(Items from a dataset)
++++++++
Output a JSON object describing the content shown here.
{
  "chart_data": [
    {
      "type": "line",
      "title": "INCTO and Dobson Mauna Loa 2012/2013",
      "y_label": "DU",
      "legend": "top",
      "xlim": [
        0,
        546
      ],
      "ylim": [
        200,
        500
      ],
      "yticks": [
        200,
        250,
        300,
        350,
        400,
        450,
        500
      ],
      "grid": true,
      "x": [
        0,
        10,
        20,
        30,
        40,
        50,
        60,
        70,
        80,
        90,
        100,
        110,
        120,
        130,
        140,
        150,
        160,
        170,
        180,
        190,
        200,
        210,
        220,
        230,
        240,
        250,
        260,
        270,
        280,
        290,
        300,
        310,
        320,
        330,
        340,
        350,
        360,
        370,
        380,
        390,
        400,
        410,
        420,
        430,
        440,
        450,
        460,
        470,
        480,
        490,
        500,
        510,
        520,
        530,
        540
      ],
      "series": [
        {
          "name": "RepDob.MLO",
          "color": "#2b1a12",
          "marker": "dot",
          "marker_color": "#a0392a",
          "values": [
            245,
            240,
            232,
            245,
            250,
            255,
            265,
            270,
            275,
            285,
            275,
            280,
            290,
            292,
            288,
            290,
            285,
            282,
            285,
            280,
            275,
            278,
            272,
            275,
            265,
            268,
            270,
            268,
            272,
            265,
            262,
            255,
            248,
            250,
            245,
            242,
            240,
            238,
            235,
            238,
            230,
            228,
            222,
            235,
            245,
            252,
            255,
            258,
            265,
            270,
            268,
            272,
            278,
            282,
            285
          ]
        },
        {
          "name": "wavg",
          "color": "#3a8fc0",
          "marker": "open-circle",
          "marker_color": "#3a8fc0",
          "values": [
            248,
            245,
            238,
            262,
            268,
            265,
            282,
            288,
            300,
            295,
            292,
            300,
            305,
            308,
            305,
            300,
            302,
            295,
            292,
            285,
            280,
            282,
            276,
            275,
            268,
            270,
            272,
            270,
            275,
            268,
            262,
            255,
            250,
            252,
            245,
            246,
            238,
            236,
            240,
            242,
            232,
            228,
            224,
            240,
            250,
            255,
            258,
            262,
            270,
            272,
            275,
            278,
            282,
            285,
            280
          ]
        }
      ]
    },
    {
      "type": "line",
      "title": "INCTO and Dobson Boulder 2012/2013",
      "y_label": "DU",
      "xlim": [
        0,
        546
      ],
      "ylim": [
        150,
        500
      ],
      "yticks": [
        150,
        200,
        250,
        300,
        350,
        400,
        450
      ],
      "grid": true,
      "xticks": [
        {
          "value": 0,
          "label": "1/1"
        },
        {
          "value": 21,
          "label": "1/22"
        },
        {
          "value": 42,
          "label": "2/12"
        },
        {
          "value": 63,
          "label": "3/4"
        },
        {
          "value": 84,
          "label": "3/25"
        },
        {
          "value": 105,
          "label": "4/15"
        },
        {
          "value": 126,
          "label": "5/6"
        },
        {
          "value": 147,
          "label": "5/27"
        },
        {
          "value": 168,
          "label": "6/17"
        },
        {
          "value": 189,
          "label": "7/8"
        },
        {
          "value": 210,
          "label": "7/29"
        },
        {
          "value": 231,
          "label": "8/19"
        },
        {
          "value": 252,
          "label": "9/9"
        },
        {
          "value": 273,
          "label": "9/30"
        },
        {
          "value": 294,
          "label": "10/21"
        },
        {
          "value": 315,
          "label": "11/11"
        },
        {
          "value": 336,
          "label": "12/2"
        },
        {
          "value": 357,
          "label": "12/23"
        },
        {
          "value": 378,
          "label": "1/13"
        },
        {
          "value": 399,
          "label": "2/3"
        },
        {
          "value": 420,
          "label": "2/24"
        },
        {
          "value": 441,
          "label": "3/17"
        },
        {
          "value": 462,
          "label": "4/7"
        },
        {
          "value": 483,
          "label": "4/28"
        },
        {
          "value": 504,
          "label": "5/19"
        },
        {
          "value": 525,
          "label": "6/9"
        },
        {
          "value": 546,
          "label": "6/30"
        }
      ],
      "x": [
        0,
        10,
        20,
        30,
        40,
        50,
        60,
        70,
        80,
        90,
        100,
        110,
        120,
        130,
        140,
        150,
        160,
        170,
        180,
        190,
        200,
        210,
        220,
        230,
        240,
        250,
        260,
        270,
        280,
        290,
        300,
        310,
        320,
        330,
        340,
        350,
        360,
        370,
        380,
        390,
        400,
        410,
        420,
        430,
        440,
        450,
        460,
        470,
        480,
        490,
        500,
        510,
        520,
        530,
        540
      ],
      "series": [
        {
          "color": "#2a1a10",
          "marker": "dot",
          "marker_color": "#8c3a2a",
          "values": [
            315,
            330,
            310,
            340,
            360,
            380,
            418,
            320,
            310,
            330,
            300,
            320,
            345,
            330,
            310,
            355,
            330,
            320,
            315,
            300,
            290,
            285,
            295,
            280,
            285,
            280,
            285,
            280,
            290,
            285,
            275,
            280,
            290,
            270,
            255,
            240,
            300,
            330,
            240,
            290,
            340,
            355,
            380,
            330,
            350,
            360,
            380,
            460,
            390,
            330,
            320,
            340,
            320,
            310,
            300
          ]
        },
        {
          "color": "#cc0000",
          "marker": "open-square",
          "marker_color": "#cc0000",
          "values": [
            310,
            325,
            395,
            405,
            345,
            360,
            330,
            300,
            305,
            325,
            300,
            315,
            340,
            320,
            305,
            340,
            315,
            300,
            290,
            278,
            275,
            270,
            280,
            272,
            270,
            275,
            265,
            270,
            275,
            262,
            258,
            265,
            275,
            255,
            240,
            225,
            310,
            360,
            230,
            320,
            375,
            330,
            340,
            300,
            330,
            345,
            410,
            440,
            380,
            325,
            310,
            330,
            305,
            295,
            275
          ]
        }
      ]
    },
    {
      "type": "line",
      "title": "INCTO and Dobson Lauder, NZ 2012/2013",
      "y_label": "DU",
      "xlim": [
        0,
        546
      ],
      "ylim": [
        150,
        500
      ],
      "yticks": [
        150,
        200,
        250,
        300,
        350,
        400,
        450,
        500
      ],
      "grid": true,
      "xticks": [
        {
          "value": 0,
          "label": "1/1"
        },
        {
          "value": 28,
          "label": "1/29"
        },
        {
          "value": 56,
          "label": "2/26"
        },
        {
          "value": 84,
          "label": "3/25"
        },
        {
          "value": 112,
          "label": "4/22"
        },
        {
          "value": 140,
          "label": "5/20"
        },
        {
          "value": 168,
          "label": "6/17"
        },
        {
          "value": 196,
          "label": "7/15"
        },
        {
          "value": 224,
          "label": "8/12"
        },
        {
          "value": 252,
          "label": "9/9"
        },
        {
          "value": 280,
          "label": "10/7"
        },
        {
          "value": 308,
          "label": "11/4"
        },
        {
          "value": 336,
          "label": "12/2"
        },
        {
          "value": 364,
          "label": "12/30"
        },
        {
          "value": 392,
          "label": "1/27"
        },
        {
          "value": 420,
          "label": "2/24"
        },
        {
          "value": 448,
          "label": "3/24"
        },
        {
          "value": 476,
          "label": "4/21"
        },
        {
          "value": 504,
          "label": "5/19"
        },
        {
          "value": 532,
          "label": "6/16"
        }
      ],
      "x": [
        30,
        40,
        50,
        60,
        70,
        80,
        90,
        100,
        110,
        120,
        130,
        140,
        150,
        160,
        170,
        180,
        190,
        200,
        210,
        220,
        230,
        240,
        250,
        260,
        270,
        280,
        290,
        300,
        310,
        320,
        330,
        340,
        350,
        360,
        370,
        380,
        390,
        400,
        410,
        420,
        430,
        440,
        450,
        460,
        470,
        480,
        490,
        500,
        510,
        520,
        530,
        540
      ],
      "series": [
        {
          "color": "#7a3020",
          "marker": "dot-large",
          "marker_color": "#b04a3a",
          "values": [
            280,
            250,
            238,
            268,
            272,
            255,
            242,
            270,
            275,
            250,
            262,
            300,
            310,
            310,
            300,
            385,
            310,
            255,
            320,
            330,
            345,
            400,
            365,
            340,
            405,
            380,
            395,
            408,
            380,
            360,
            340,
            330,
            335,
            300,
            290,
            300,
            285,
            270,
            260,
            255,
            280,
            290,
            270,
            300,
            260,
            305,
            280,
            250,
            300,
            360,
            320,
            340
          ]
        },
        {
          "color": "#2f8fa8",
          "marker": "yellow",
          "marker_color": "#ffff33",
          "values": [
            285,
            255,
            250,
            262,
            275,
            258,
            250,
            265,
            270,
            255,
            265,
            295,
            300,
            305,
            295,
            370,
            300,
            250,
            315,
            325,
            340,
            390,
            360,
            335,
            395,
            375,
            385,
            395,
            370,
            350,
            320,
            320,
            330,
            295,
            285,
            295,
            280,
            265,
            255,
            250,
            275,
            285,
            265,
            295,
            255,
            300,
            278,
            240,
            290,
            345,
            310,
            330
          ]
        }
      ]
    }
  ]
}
++++++++
Determine how many lines contain the word "Dobson" and reply with that number alone.

3